Tipik Duygusal Reaksiyonları: Sağı solu belli olmayan, huzursuz, utangaç ve kendi önemi hakkında değişken fikirlidir. Karmaşadan ve karmaşık duygulardan korkar. Dolayısıyla her şeyi düzene sokmak, dikkatle organize etmek, analiz etmek ve böylece her şeyin kontrol altında olduğuna kendini inandırmak ister. Oldukça alçak gönüllü ve mantıklı yaşamak için içten gelen bir dürtüye sahiptir. Gerekli olanı kabullenip uyum sağlamaya isteklidir. Düzene ve mükemmele düşkünlüğünü eleştiri bağımlılığı ile birleştirir. Bu da hoşgörüsüz olmasına sebep olur. Kendisi gibi herkesin kendini eleştirip düzeltmesi gerektiğini düşünür. Duyguları donuk ve bastırılmıştır. Cinsel takıntıları olabilir ya da dürtüsel olduğu (veya hijyen sorunu) için reddedebilir. Sınıflandırmaya yatkın bir zihniyet taşır. Ciddi ve saftır. Değişken koşullara ancak ayrıntılı bir incelemeden sonra ısınabilir. İlgili ve yardım etmeye çok isteklidir. Her şeyi yararlı-yararsız olarak düşündüğü için sevme ve kendini adama yeteneği pratik çıkarlarına ve fayda sağlamaya dayanır. Her şey “uygun” olunca aşık olabilir. Daima kusur bulmaya, vazgeçmeye, imrenmeye ve küsmeye eğilimlidir. Yardımlarını kabul etmeyenlere öfkelenip küsebilir. Çünkü her detayı hesaplayıp -tüm iyi niyetiyle- karşısındaki için en iyi olanı bildiğini düşünür ve onlar için yararlı olacak fikirlerine nasıl olupta insanların terpki gösterdiklerine şaşırır. Aslında bu tepkiyi kimseyi olduğu gibi kabul etmediği için alır.
☆ ☆ ☆
Yazılı talep 1: Kaynaktaki "Karmaşadan ve karmaşık duygulardan korkar." cümlesinin İngilizce çevirisi nedir?
☆ ☆ ☆
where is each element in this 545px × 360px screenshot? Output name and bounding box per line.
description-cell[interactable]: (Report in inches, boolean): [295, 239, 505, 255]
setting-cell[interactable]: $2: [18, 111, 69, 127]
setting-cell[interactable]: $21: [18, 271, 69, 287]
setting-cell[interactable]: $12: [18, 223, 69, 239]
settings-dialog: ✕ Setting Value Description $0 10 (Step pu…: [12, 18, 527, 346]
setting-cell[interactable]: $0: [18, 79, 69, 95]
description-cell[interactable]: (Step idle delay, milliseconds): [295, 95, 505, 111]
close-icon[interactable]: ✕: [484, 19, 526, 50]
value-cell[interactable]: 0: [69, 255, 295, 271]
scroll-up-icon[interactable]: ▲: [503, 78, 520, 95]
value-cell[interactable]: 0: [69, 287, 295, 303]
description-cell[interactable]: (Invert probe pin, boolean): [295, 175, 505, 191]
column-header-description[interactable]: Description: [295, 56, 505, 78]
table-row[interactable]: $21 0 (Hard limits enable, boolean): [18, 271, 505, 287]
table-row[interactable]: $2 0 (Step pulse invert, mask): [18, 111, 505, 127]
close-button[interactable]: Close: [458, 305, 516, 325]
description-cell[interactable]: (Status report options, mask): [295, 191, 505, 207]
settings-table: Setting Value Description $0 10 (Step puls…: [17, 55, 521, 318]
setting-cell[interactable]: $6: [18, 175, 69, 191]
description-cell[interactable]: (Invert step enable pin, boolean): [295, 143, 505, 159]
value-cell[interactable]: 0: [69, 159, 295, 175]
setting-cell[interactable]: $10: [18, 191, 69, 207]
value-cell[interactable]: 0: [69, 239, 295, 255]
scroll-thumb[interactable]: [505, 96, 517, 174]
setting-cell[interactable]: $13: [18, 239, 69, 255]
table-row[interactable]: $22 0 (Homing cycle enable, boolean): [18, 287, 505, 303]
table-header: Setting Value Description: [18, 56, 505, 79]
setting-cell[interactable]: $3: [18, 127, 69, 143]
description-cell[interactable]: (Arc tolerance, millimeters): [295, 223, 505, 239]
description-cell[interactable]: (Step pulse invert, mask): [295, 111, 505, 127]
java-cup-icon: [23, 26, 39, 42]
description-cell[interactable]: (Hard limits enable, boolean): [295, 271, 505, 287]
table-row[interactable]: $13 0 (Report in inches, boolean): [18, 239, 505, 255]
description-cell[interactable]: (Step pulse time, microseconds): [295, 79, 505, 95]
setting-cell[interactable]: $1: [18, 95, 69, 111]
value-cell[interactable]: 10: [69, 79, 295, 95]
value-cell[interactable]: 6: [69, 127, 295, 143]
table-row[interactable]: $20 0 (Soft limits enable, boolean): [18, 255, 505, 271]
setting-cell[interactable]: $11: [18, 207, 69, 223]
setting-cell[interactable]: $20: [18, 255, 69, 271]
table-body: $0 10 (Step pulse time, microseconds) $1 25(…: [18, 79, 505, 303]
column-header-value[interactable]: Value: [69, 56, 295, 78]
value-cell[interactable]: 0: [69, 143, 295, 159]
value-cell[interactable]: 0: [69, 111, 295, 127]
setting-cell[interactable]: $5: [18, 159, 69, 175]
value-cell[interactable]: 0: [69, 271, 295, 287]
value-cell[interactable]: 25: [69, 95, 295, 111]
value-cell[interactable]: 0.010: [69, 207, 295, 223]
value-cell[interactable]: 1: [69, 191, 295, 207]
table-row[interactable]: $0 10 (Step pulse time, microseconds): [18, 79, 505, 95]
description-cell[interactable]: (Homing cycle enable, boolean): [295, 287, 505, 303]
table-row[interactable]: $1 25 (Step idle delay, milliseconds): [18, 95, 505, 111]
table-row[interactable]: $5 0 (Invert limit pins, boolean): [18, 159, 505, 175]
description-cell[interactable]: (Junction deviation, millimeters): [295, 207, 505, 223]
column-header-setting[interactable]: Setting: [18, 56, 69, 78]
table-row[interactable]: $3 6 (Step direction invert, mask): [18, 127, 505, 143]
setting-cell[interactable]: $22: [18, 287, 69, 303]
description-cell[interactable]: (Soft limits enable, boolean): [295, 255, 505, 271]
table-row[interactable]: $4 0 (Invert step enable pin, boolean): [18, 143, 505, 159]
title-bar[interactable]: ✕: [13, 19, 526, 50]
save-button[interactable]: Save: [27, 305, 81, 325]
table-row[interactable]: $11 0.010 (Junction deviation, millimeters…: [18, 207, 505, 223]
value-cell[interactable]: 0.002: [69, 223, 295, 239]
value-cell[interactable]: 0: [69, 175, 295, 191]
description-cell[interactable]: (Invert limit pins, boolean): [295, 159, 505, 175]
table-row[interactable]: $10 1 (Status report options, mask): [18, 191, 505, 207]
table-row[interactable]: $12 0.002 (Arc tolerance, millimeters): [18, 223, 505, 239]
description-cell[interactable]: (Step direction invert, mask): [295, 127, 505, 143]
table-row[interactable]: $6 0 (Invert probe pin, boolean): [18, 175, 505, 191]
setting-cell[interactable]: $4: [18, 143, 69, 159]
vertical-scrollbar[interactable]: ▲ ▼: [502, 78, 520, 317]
☆ ☆ ☆
Yazılı talep 2: Listenin başından "value-cell[interactable]: 0: [69, 287, 295, 303]" içeren satıra kadar (o satır da dahil) uzanan kısımda "setting-cell" yerine "ayar-hucresi" koyup geri kalan her şeyi aynı bırakarak bu satırları yeniden yazar mısınız?

Yanıt 1: They are afraid of chaos and complicated emotions.

Yanıt 2:
where is each element in this 545px × 360px screenshot? Output name and bounding box per line.
description-cell[interactable]: (Report in inches, boolean): [295, 239, 505, 255]
ayar-hucresi[interactable]: $2: [18, 111, 69, 127]
ayar-hucresi[interactable]: $21: [18, 271, 69, 287]
ayar-hucresi[interactable]: $12: [18, 223, 69, 239]
settings-dialog: ✕ Setting Value Description $0 10 (Step pu…: [12, 18, 527, 346]
ayar-hucresi[interactable]: $0: [18, 79, 69, 95]
description-cell[interactable]: (Step idle delay, milliseconds): [295, 95, 505, 111]
close-icon[interactable]: ✕: [484, 19, 526, 50]
value-cell[interactable]: 0: [69, 255, 295, 271]
scroll-up-icon[interactable]: ▲: [503, 78, 520, 95]
value-cell[interactable]: 0: [69, 287, 295, 303]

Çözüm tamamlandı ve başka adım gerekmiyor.